*Directions for this task:*
Return, without any change, everything in the material below from the line containing "- bar: [754, 265, 761, 660]" down to the line containing "- bar: [218, 533, 224, 660]", including both of those lines.

==== Records to process ====

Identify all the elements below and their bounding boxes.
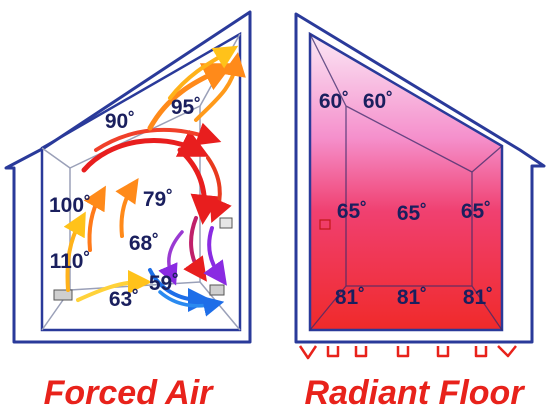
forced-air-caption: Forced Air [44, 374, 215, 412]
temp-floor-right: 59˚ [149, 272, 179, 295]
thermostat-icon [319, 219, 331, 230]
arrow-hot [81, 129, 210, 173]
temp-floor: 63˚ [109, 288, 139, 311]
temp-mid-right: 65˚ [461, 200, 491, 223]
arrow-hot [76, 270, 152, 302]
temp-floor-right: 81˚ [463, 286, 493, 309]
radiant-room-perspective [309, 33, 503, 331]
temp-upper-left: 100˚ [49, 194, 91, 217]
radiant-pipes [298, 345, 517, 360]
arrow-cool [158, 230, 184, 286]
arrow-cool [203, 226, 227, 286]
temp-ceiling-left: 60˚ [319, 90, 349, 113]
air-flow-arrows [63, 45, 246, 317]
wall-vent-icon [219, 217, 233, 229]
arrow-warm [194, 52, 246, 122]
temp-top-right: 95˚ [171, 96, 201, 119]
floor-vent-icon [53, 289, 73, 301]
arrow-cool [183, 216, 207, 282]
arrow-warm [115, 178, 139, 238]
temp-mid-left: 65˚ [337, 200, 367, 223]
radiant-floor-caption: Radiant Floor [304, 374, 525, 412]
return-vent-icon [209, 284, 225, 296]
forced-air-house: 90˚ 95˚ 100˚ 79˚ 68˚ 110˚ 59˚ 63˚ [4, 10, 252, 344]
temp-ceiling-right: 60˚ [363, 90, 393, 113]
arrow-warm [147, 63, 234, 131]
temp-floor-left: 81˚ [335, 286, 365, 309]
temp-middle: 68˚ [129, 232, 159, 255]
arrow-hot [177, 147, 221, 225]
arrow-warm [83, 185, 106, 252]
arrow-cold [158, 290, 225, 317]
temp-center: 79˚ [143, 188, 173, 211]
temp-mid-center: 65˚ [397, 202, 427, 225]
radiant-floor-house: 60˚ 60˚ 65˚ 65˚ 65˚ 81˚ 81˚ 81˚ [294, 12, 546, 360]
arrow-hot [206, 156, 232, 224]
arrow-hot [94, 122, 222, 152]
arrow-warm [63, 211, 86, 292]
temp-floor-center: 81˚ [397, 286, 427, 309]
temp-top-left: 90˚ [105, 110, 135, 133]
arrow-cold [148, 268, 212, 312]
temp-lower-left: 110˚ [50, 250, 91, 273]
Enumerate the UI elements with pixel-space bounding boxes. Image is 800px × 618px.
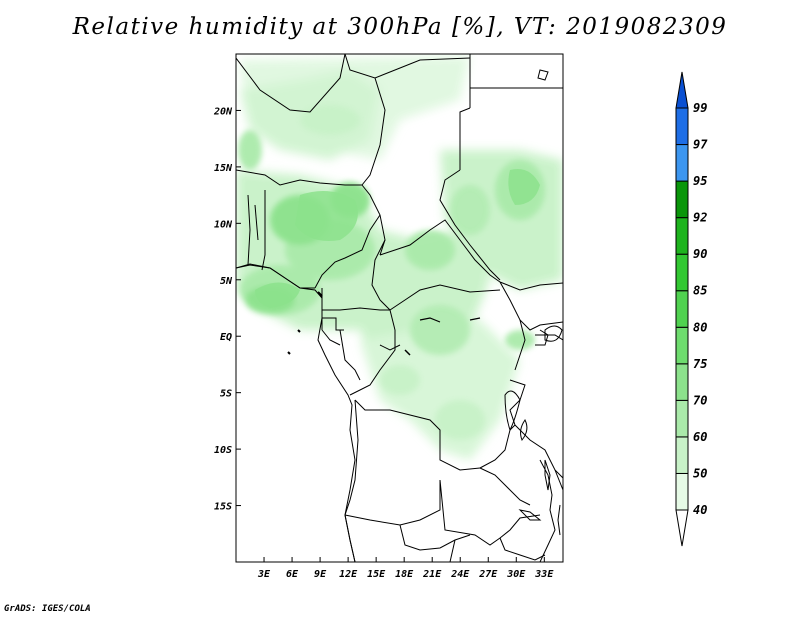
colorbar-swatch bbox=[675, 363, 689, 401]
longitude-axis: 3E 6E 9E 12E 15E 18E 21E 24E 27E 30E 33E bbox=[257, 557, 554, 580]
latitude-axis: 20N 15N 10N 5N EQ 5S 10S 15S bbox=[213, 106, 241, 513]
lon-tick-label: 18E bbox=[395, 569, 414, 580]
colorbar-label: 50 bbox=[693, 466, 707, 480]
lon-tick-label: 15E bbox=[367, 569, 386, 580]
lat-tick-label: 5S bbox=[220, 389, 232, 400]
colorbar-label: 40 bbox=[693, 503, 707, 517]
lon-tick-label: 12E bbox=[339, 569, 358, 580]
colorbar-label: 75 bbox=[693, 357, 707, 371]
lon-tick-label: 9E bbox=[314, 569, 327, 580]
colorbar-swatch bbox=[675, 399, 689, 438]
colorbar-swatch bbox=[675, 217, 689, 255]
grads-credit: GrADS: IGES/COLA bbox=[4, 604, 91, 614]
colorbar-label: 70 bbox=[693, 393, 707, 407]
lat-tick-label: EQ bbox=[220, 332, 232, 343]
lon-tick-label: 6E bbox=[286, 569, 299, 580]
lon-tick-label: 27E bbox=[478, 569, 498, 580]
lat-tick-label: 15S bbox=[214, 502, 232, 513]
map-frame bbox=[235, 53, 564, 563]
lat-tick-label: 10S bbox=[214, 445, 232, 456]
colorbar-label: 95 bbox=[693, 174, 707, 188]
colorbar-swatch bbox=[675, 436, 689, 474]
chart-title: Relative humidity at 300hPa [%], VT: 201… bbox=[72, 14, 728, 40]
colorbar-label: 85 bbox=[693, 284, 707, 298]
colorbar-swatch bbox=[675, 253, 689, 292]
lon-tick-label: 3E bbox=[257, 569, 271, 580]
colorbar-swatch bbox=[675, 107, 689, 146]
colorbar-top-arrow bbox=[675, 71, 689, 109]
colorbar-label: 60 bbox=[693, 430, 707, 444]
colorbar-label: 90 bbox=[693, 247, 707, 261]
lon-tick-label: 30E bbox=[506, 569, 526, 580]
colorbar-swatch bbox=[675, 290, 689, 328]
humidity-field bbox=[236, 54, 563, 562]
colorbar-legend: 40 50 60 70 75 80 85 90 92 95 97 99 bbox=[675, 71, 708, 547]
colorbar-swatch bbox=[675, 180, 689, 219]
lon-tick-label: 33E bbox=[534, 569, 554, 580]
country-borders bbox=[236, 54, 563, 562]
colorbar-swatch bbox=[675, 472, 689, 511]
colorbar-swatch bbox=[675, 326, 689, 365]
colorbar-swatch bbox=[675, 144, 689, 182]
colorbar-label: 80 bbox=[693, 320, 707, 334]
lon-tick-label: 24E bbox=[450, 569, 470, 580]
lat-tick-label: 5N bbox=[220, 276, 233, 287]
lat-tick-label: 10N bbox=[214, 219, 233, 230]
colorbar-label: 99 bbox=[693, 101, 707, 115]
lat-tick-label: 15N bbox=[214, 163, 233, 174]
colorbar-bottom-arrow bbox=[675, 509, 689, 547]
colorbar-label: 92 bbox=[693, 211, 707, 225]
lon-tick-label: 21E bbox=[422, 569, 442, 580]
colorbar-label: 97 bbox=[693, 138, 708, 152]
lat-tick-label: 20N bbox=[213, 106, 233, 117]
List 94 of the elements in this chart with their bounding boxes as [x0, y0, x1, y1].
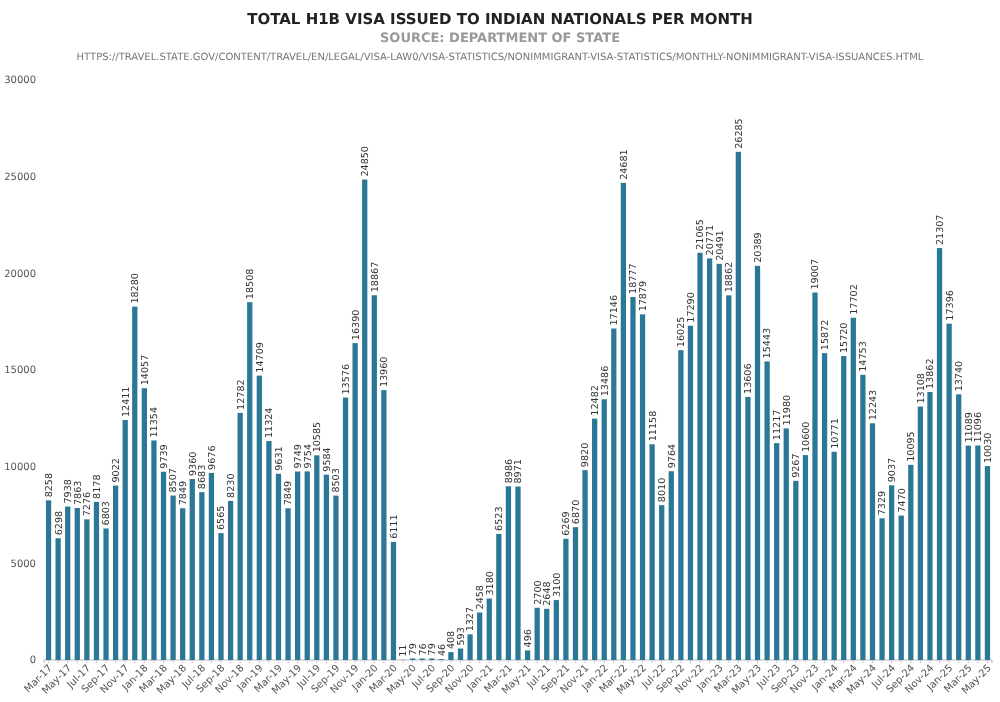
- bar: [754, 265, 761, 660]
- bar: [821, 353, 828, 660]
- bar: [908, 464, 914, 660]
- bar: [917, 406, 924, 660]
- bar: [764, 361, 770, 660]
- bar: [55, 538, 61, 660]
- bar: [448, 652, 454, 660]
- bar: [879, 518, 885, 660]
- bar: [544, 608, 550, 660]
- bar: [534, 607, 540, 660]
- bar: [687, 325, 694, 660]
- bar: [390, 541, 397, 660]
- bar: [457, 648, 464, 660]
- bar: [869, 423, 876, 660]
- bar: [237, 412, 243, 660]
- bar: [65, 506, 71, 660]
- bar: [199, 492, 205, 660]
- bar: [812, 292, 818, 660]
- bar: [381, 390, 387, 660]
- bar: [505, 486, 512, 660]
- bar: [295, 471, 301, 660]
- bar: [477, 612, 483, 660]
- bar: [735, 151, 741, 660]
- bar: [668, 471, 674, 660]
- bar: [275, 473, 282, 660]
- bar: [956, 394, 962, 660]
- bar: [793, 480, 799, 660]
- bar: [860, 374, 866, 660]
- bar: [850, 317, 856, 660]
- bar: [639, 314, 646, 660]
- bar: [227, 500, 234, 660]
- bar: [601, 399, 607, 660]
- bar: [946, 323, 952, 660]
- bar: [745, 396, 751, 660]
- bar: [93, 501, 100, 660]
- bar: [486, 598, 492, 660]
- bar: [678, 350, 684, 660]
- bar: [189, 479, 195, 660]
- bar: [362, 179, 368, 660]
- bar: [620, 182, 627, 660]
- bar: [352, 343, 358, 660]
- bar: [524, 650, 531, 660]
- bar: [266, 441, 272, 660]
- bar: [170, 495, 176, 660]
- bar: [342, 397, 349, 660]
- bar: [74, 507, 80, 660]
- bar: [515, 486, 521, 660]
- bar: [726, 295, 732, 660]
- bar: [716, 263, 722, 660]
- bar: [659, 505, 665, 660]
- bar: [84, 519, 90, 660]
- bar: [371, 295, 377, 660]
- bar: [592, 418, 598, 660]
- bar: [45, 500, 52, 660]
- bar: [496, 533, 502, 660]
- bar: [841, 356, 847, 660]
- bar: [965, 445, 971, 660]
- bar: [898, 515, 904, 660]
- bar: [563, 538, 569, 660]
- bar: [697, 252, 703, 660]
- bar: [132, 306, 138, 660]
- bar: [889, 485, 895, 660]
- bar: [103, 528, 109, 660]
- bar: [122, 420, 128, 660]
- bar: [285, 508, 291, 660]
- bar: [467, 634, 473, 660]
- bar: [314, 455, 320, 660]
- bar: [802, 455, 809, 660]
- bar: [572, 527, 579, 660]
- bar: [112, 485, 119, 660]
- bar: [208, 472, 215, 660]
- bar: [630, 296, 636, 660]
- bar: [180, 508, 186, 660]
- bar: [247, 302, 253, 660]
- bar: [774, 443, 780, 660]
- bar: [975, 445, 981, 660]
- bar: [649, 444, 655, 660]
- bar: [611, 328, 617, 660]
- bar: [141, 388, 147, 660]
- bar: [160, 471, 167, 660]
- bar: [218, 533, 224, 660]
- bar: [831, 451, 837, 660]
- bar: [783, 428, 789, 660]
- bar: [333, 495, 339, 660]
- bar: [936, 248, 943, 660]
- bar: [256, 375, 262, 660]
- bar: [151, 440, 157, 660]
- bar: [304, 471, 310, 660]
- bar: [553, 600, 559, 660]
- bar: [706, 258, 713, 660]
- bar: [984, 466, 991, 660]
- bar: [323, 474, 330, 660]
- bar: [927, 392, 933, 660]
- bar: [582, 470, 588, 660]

====
==== Records to process ====

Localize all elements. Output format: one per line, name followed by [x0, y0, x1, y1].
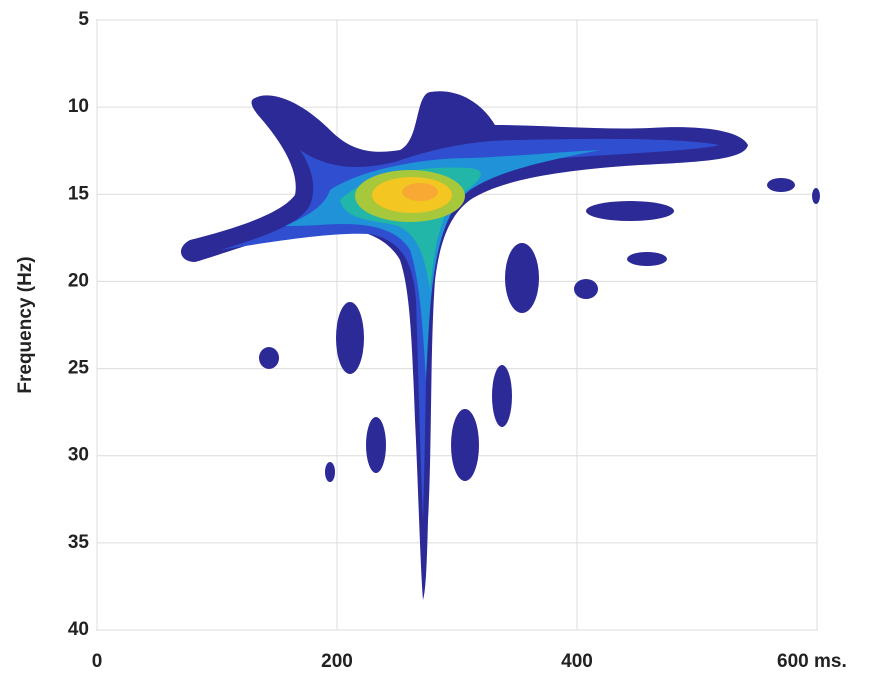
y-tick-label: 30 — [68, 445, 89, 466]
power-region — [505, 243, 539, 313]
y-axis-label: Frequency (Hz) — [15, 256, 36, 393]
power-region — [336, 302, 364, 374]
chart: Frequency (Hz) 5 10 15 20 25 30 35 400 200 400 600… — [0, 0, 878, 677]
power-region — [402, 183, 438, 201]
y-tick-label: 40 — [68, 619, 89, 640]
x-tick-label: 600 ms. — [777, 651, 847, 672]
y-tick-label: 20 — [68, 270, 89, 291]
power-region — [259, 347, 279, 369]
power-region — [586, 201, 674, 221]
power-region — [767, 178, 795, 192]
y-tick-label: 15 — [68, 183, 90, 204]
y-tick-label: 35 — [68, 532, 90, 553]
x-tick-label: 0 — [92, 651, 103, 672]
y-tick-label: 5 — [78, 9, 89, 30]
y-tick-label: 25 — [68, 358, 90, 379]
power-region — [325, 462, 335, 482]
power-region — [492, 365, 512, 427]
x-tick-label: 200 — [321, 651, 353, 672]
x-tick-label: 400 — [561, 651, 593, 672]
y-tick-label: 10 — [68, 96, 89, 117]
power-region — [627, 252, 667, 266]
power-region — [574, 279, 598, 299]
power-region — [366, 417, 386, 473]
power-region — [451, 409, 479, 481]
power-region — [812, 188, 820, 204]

====

*Solution:*
- bar: [754, 265, 761, 660]
- bar: [821, 353, 828, 660]
- bar: [908, 464, 914, 660]
- bar: [917, 406, 924, 660]
- bar: [764, 361, 770, 660]
- bar: [55, 538, 61, 660]
- bar: [448, 652, 454, 660]
- bar: [879, 518, 885, 660]
- bar: [544, 608, 550, 660]
- bar: [534, 607, 540, 660]
- bar: [687, 325, 694, 660]
- bar: [390, 541, 397, 660]
- bar: [457, 648, 464, 660]
- bar: [869, 423, 876, 660]
- bar: [237, 412, 243, 660]
- bar: [65, 506, 71, 660]
- bar: [199, 492, 205, 660]
- bar: [812, 292, 818, 660]
- bar: [381, 390, 387, 660]
- bar: [505, 486, 512, 660]
- bar: [295, 471, 301, 660]
- bar: [477, 612, 483, 660]
- bar: [735, 151, 741, 660]
- bar: [668, 471, 674, 660]
- bar: [275, 473, 282, 660]
- bar: [956, 394, 962, 660]
- bar: [793, 480, 799, 660]
- bar: [860, 374, 866, 660]
- bar: [850, 317, 856, 660]
- bar: [639, 314, 646, 660]
- bar: [227, 500, 234, 660]
- bar: [601, 399, 607, 660]
- bar: [946, 323, 952, 660]
- bar: [745, 396, 751, 660]
- bar: [93, 501, 100, 660]
- bar: [486, 598, 492, 660]
- bar: [678, 350, 684, 660]
- bar: [189, 479, 195, 660]
- bar: [362, 179, 368, 660]
- bar: [620, 182, 627, 660]
- bar: [352, 343, 358, 660]
- bar: [524, 650, 531, 660]
- bar: [266, 441, 272, 660]
- bar: [170, 495, 176, 660]
- bar: [342, 397, 349, 660]
- bar: [74, 507, 80, 660]
- bar: [515, 486, 521, 660]
- bar: [726, 295, 732, 660]
- bar: [716, 263, 722, 660]
- bar: [659, 505, 665, 660]
- bar: [84, 519, 90, 660]
- bar: [371, 295, 377, 660]
- bar: [592, 418, 598, 660]
- bar: [45, 500, 52, 660]
- bar: [496, 533, 502, 660]
- bar: [841, 356, 847, 660]
- bar: [965, 445, 971, 660]
- bar: [898, 515, 904, 660]
- bar: [563, 538, 569, 660]
- bar: [697, 252, 703, 660]
- bar: [132, 306, 138, 660]
- bar: [889, 485, 895, 660]
- bar: [103, 528, 109, 660]
- bar: [122, 420, 128, 660]
- bar: [285, 508, 291, 660]
- bar: [467, 634, 473, 660]
- bar: [314, 455, 320, 660]
- bar: [802, 455, 809, 660]
- bar: [572, 527, 579, 660]
- bar: [112, 485, 119, 660]
- bar: [208, 472, 215, 660]
- bar: [630, 296, 636, 660]
- bar: [180, 508, 186, 660]
- bar: [247, 302, 253, 660]
- bar: [774, 443, 780, 660]
- bar: [975, 445, 981, 660]
- bar: [649, 444, 655, 660]
- bar: [611, 328, 617, 660]
- bar: [141, 388, 147, 660]
- bar: [160, 471, 167, 660]
- bar: [218, 533, 224, 660]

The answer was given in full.